▶ **PROBLEM DESCRIPTION**: Write out each line from the data below that includes the word "勾股大数据".

▶ **WORKING DATA**:
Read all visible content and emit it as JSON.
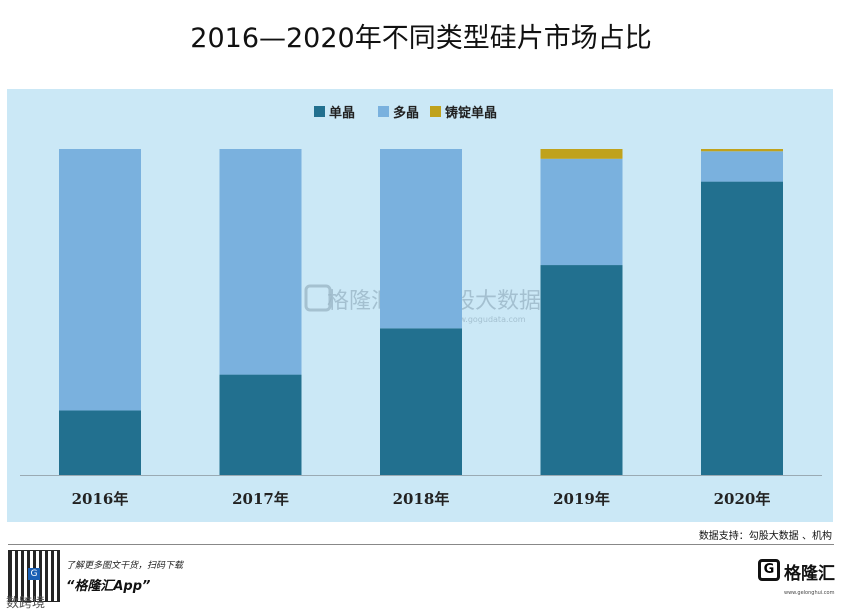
{
  "chart_data": {
    "type": "bar",
    "stacked": true,
    "title": "2016—2020年不同类型硅片市场占比",
    "categories": [
      "2016年",
      "2017年",
      "2018年",
      "2019年",
      "2020年"
    ],
    "series": [
      {
        "name": "单晶",
        "color": "#22708f",
        "values": [
          19.8,
          30.8,
          45.0,
          64.4,
          90.0
        ]
      },
      {
        "name": "多晶",
        "color": "#7ab1de",
        "values": [
          80.2,
          69.2,
          55.0,
          32.6,
          9.3
        ]
      },
      {
        "name": "铸锭单晶",
        "color": "#c0a21c",
        "values": [
          0,
          0,
          0,
          3.0,
          0.7
        ]
      }
    ],
    "ylim": [
      0,
      100
    ],
    "legend": "top-center",
    "grid": false
  },
  "watermark": {
    "brand": "格隆汇",
    "brand2": "勾股大数据",
    "site": "www.gogudata.com"
  },
  "source_text": "数据支持：勾股大数据 、机构",
  "footer": {
    "promo_line1": "了解更多图文干货，扫码下载",
    "promo_line2": "“格隆汇App”",
    "logo_text": "格隆汇",
    "logo_sub": "www.gelonghui.com",
    "corner_text": "数跨境"
  }
}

▶ **OUTPUT**:
    "brand2": "勾股大数据",
  "source_text": "数据支持：勾股大数据 、机构",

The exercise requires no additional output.